--- Provided entries ---
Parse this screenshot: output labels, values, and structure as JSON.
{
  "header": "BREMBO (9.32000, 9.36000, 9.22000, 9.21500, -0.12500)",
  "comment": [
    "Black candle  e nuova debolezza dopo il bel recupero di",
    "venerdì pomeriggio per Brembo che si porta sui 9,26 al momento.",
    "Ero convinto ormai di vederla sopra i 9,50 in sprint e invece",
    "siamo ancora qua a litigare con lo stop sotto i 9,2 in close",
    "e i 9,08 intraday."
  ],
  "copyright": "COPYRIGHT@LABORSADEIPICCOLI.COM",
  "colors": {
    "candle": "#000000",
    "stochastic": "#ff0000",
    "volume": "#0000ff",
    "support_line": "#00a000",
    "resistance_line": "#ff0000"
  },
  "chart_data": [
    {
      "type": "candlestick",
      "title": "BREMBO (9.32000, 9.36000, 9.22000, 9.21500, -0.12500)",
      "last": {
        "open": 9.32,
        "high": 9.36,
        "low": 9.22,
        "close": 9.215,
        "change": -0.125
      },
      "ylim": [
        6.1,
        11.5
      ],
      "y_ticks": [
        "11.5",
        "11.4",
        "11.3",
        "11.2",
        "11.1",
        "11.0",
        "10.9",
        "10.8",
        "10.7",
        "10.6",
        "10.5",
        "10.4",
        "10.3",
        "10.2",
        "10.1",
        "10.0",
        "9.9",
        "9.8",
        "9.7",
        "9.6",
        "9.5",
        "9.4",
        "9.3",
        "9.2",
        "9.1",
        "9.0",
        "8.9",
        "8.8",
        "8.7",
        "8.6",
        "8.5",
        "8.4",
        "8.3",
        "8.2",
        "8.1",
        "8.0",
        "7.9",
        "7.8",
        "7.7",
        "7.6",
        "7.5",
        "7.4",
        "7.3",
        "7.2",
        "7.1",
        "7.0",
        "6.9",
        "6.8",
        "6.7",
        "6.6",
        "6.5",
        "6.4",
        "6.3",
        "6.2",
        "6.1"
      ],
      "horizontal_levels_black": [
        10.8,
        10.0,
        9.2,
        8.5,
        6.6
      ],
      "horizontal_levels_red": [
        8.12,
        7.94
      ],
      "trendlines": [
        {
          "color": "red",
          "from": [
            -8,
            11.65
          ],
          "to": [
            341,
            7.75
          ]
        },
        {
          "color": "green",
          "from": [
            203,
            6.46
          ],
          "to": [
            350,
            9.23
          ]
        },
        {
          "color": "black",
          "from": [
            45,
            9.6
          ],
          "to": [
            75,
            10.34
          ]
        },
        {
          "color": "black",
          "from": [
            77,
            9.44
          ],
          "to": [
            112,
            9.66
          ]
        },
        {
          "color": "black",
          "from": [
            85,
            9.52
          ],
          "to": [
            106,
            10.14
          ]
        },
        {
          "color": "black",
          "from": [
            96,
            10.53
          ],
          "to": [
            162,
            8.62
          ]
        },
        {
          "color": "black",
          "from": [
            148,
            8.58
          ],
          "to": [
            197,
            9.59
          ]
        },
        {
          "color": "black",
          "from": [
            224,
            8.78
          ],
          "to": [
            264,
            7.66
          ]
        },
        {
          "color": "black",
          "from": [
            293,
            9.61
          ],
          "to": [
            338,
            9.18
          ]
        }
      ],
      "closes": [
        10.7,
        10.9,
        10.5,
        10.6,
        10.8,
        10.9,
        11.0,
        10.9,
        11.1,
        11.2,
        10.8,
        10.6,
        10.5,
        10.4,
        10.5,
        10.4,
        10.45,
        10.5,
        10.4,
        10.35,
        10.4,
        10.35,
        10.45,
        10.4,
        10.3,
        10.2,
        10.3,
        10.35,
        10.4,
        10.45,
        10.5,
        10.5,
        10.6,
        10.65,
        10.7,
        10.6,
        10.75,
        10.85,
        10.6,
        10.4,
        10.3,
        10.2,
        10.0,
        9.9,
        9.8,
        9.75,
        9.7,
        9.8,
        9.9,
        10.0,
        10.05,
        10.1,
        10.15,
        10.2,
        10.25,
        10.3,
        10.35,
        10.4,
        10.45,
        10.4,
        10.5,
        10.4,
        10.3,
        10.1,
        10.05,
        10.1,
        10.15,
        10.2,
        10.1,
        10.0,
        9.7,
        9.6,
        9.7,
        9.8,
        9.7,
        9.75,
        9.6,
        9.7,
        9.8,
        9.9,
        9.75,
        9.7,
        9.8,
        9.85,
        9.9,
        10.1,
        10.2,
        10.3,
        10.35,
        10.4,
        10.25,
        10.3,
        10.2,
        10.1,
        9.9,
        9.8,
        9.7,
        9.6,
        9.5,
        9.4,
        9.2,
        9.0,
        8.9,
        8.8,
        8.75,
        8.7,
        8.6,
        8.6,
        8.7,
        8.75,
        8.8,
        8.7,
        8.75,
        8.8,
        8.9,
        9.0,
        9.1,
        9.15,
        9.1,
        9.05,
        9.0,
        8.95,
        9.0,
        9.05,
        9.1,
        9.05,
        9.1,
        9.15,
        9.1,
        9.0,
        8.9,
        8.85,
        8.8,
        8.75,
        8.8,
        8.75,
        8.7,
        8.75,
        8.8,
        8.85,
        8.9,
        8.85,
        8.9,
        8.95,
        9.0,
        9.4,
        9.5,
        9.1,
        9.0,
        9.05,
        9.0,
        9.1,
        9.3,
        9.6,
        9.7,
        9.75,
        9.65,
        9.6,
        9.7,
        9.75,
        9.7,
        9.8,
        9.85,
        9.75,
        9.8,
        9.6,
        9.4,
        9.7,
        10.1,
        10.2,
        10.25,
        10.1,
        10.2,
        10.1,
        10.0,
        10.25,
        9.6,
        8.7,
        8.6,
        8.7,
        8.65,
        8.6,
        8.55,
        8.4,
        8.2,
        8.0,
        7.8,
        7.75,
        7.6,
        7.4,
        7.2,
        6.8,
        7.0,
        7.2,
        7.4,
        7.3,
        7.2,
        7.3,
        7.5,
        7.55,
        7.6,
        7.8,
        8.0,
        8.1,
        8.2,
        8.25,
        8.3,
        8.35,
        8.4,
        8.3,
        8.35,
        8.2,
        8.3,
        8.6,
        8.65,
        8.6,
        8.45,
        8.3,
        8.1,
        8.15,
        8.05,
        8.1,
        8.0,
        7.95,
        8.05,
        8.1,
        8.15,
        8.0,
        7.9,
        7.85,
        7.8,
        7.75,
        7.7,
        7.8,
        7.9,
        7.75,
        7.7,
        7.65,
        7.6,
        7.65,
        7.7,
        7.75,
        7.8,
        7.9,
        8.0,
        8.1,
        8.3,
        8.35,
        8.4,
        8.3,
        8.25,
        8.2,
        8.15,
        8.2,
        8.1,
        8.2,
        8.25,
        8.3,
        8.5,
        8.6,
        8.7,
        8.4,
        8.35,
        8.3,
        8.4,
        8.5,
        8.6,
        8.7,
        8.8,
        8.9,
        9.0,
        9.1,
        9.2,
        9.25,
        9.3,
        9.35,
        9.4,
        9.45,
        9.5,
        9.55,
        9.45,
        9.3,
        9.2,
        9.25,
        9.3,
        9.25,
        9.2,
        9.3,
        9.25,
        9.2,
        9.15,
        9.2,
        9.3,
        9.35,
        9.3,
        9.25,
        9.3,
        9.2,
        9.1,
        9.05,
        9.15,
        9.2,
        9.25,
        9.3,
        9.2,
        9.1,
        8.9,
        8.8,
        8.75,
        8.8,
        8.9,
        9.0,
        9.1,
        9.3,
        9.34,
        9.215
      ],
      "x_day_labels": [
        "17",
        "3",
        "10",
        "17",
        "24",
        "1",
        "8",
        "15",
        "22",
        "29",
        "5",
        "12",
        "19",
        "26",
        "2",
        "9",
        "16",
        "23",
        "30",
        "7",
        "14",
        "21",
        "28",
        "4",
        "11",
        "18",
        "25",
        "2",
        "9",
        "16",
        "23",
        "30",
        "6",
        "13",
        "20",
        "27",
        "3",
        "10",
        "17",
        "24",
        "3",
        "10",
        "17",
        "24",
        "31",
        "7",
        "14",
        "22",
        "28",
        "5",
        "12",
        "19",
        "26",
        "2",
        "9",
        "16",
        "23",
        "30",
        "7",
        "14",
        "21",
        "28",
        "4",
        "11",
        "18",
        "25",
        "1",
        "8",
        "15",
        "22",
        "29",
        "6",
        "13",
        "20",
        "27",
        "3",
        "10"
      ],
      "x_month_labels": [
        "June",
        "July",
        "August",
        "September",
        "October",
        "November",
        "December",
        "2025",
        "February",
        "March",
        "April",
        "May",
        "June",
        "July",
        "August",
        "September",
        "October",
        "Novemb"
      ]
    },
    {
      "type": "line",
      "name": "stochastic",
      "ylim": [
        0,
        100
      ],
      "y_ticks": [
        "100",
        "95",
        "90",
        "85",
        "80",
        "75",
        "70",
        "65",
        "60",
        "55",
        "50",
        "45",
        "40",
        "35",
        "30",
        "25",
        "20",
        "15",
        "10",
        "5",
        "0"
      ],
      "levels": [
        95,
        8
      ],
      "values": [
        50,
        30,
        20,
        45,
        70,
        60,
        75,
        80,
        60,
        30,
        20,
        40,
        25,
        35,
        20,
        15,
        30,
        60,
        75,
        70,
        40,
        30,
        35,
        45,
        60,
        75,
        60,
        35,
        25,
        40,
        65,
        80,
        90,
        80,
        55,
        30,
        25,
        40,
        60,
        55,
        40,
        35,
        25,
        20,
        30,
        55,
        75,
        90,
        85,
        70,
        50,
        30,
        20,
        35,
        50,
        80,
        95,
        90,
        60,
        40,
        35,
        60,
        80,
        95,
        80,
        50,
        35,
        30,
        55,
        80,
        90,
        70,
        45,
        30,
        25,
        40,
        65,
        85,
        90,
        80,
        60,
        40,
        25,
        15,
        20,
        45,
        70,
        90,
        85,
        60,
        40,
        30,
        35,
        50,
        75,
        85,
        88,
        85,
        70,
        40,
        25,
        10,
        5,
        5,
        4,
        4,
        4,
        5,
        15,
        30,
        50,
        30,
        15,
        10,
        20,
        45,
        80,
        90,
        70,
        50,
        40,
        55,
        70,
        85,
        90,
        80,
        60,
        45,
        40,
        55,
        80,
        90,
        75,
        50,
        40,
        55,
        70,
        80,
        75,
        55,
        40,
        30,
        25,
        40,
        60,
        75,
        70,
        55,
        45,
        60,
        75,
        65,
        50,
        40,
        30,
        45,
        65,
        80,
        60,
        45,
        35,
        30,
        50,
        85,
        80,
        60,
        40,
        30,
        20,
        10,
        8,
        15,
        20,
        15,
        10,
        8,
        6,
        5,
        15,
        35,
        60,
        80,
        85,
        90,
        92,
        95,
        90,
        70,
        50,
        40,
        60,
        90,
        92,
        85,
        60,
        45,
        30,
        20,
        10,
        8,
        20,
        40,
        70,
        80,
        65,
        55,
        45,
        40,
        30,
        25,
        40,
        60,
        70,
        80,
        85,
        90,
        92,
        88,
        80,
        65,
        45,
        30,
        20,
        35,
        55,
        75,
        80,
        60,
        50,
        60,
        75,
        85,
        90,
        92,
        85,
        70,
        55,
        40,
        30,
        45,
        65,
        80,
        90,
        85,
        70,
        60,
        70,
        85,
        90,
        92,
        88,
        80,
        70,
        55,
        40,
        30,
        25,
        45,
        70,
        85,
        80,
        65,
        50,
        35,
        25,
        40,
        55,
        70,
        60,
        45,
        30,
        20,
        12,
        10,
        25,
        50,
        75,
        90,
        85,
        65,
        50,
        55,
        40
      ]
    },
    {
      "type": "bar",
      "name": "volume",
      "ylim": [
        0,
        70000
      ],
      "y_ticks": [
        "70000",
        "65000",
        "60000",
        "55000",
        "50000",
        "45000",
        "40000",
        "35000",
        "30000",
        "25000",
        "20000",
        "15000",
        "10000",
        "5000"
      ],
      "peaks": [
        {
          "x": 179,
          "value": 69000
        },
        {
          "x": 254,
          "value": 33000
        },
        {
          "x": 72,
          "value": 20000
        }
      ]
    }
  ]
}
---
# Goal
State how many lines hold the word "stochastic". The number is the whole answer.

# Exercise response
2